REQUIRED TASK:
Using the listing below, extract each line that has the word "this" in it.
[Begin DATASET ENTRIES]
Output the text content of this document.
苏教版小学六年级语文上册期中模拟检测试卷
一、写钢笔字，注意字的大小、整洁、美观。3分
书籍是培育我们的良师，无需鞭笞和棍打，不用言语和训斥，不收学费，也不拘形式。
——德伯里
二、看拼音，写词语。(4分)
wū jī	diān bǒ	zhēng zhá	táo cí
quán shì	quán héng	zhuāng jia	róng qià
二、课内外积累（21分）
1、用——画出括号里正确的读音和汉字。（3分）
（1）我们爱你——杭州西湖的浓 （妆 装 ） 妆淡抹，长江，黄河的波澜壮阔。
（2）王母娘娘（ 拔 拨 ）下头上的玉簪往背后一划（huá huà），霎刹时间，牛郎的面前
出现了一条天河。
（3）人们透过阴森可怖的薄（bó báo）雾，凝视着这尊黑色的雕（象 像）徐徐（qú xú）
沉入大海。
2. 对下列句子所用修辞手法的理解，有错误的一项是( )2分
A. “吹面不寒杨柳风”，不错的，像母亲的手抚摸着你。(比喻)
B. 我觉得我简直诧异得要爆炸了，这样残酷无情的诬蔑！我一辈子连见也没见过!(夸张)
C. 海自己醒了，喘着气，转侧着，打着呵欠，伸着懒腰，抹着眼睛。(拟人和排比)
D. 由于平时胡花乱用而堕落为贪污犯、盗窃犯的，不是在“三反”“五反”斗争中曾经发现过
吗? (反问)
[End DATASET ENTRIES]
[Begin DATASET ENTRIES]
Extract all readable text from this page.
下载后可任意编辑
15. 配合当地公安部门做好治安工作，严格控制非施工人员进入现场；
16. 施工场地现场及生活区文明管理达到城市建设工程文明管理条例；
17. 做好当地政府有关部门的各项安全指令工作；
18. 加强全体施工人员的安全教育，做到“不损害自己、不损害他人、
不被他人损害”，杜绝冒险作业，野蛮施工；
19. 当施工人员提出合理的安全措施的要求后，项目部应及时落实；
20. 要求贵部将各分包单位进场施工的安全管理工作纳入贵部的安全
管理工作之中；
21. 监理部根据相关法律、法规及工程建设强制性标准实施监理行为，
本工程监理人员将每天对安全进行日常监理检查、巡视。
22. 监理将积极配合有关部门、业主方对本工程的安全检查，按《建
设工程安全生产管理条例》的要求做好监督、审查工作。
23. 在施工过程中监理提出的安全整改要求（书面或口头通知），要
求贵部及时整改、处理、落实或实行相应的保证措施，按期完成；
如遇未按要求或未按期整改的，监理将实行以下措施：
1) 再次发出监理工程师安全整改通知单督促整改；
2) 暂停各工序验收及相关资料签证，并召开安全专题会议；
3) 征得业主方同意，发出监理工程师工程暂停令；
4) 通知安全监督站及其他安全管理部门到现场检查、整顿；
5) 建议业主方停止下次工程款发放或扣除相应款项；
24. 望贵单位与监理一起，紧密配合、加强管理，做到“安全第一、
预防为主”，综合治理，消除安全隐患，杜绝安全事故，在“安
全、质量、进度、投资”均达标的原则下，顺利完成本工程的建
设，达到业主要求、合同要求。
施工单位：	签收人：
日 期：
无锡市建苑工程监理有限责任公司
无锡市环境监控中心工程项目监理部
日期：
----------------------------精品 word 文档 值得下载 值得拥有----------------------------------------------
[End DATASET ENTRIES]
COMPLETED TASK:
Output the text content of this document.
Extract all readable text from this page.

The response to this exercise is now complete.